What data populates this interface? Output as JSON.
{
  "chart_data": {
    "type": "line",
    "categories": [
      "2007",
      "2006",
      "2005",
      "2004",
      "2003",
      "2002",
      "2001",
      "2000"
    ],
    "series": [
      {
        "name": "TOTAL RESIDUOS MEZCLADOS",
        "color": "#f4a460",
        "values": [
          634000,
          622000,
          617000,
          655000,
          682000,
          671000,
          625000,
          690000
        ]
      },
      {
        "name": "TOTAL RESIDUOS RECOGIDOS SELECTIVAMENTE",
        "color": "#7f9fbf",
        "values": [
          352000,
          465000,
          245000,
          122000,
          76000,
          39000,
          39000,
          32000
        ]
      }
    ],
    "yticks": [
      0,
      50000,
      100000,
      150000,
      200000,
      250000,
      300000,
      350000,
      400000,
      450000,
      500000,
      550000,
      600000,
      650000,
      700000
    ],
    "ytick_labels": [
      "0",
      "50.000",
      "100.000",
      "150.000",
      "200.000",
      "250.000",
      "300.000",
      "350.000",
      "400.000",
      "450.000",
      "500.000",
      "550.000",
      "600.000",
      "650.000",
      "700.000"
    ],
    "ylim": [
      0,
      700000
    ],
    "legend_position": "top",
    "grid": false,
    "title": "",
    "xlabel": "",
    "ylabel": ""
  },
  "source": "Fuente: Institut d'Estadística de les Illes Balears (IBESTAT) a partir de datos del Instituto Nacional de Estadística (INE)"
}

* [Problem statement] Go through the records above and set each one down exactly, please.

* [Full solution]
What data populates this interface? Output as JSON.
{
  "chart_data": {
    "type": "line",
    "categories": [
      "2007",
      "2006",
      "2005",
      "2004",
      "2003",
      "2002",
      "2001",
      "2000"
    ],
    "series": [
      {
        "name": "TOTAL RESIDUOS MEZCLADOS",
        "color": "#f4a460",
        "values": [
          634000,
          622000,
          617000,
          655000,
          682000,
          671000,
          625000,
          690000
        ]
      },
      {
        "name": "TOTAL RESIDUOS RECOGIDOS SELECTIVAMENTE",
        "color": "#7f9fbf",
        "values": [
          352000,
          465000,
          245000,
          122000,
          76000,
          39000,
          39000,
          32000
        ]
      }
    ],
    "yticks": [
      0,
      50000,
      100000,
      150000,
      200000,
      250000,
      300000,
      350000,
      400000,
      450000,
      500000,
      550000,
      600000,
      650000,
      700000
    ],
    "ytick_labels": [
      "0",
      "50.000",
      "100.000",
      "150.000",
      "200.000",
      "250.000",
      "300.000",
      "350.000",
      "400.000",
      "450.000",
      "500.000",
      "550.000",
      "600.000",
      "650.000",
      "700.000"
    ],
    "ylim": [
      0,
      700000
    ],
    "legend_position": "top",
    "grid": false,
    "title": "",
    "xlabel": "",
    "ylabel": ""
  },
  "source": "Fuente: Institut d'Estadística de les Illes Balears (IBESTAT) a partir de datos del Instituto Nacional de Estadística (INE)"
}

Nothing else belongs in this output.